Data entries:
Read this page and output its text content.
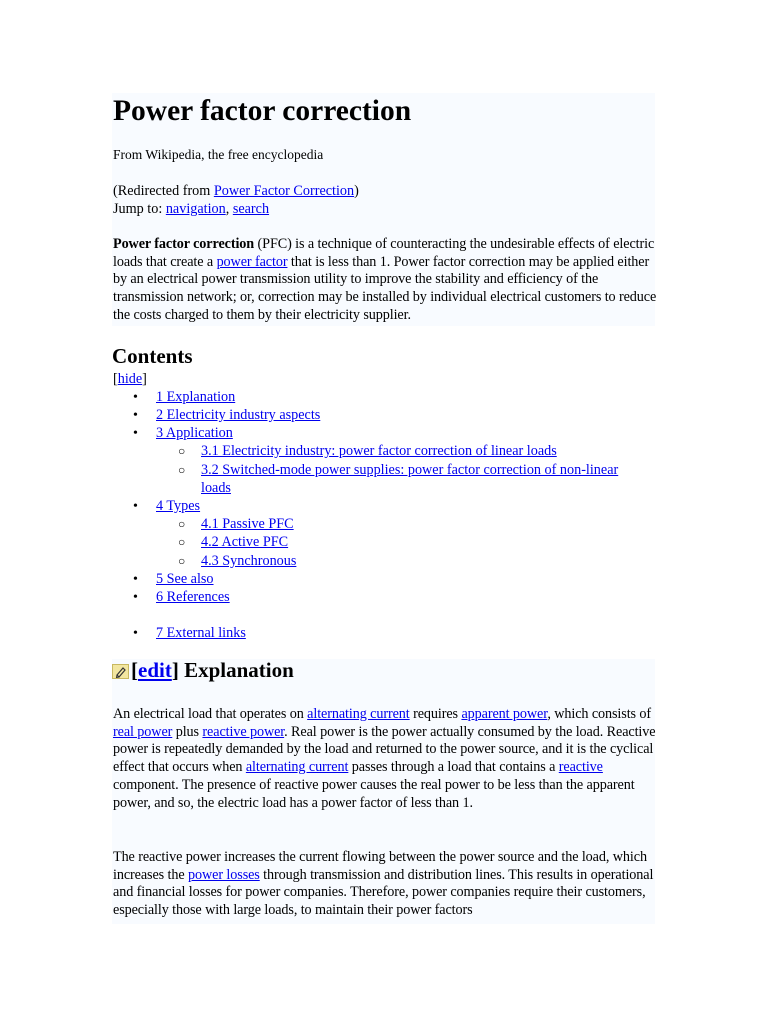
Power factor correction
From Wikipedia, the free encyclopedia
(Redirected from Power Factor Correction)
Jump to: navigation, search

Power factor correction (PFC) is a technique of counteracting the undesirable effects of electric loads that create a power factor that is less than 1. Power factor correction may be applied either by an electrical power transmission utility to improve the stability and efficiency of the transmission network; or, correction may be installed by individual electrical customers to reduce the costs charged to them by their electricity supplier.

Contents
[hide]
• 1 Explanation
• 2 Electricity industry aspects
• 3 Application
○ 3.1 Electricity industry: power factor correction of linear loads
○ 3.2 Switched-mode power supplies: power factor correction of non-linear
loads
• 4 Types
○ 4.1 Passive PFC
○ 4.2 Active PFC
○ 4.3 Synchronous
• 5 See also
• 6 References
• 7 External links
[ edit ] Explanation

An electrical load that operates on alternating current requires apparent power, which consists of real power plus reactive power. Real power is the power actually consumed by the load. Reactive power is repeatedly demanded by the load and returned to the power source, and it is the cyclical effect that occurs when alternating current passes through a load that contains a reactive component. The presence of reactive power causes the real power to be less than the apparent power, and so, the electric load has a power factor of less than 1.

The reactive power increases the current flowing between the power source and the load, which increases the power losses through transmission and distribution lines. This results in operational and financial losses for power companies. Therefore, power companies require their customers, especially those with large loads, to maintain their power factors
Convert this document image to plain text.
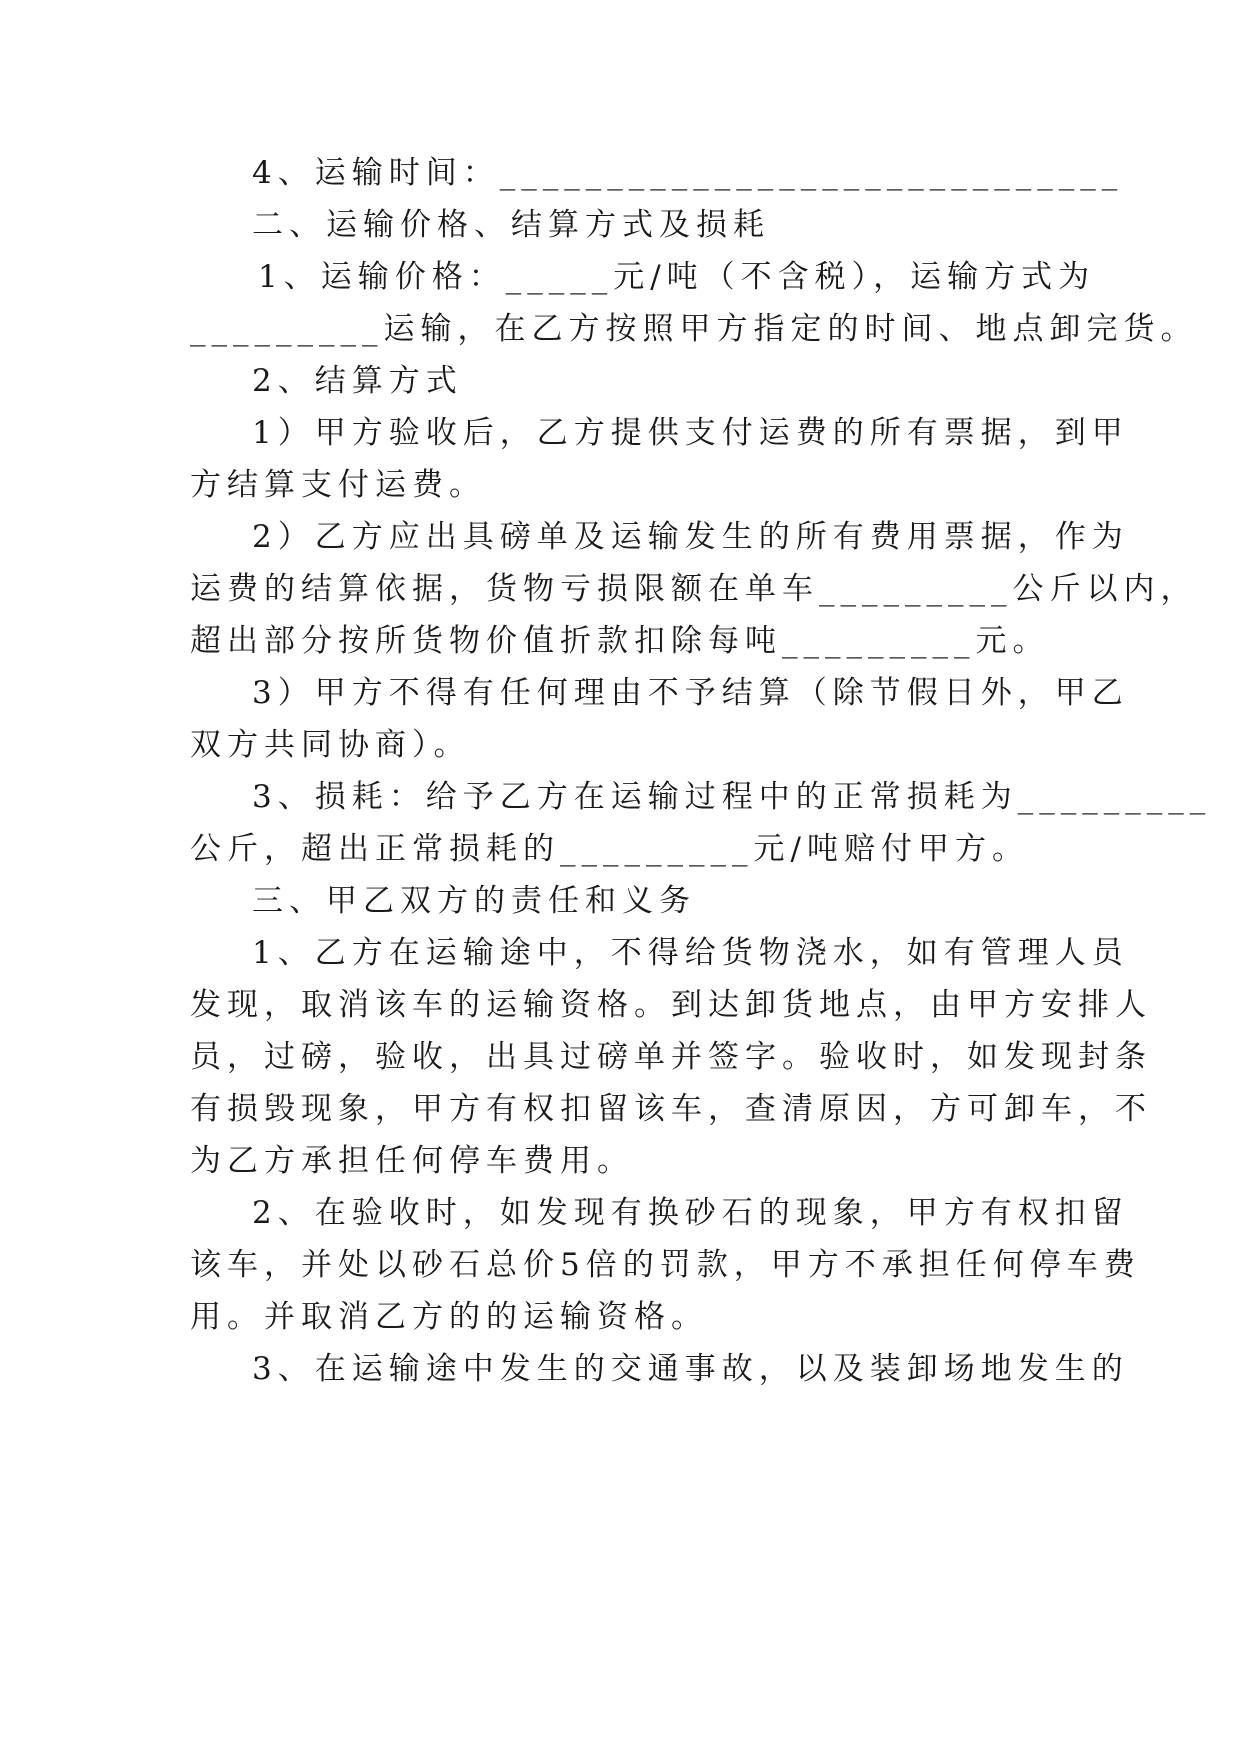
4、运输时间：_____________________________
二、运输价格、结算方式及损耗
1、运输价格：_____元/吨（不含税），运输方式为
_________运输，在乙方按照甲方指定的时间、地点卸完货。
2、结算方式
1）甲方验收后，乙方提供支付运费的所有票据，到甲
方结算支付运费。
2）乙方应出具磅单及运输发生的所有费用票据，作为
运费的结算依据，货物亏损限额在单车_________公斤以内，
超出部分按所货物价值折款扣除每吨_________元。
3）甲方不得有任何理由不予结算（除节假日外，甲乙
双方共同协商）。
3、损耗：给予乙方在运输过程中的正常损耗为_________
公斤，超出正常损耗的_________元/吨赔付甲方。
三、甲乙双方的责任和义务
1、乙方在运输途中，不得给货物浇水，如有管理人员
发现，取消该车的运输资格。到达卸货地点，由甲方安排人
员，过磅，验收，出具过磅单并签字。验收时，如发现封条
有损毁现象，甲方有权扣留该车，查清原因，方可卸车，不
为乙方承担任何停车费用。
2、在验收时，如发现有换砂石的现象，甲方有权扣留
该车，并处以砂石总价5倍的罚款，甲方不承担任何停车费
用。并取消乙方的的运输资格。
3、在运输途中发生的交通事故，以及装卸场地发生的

- **PROBLEM STATEMENT**
All of the data above should be quoted exactly, except for the pictures.

- **THE REPLY**
Read this page and output its text content.
Power factor correction
From Wikipedia, the free encyclopedia
(Redirected from Power Factor Correction)
Jump to: navigation, search

Power factor correction (PFC) is a technique of counteracting the undesirable effects of electric loads that create a power factor that is less than 1. Power factor correction may be applied either by an electrical power transmission utility to improve the stability and efficiency of the transmission network; or, correction may be installed by individual electrical customers to reduce the costs charged to them by their electricity supplier.

Contents
[hide]
• 1 Explanation
• 2 Electricity industry aspects
• 3 Application
○ 3.1 Electricity industry: power factor correction of linear loads
○ 3.2 Switched-mode power supplies: power factor correction of non-linear
loads
• 4 Types
○ 4.1 Passive PFC
○ 4.2 Active PFC
○ 4.3 Synchronous
• 5 See also
• 6 References
• 7 External links
[ edit ] Explanation

An electrical load that operates on alternating current requires apparent power, which consists of real power plus reactive power. Real power is the power actually consumed by the load. Reactive power is repeatedly demanded by the load and returned to the power source, and it is the cyclical effect that occurs when alternating current passes through a load that contains a reactive component. The presence of reactive power causes the real power to be less than the apparent power, and so, the electric load has a power factor of less than 1.

The reactive power increases the current flowing between the power source and the load, which increases the power losses through transmission and distribution lines. This results in operational and financial losses for power companies. Therefore, power companies require their customers, especially those with large loads, to maintain their power factors
Convert this document image to plain text.
4、运输时间：_____________________________
二、运输价格、结算方式及损耗
1、运输价格：_____元/吨（不含税），运输方式为
_________运输，在乙方按照甲方指定的时间、地点卸完货。
2、结算方式
1）甲方验收后，乙方提供支付运费的所有票据，到甲
方结算支付运费。
2）乙方应出具磅单及运输发生的所有费用票据，作为
运费的结算依据，货物亏损限额在单车_________公斤以内，
超出部分按所货物价值折款扣除每吨_________元。
3）甲方不得有任何理由不予结算（除节假日外，甲乙
双方共同协商）。
3、损耗：给予乙方在运输过程中的正常损耗为_________
公斤，超出正常损耗的_________元/吨赔付甲方。
三、甲乙双方的责任和义务
1、乙方在运输途中，不得给货物浇水，如有管理人员
发现，取消该车的运输资格。到达卸货地点，由甲方安排人
员，过磅，验收，出具过磅单并签字。验收时，如发现封条
有损毁现象，甲方有权扣留该车，查清原因，方可卸车，不
为乙方承担任何停车费用。
2、在验收时，如发现有换砂石的现象，甲方有权扣留
该车，并处以砂石总价5倍的罚款，甲方不承担任何停车费
用。并取消乙方的的运输资格。
3、在运输途中发生的交通事故，以及装卸场地发生的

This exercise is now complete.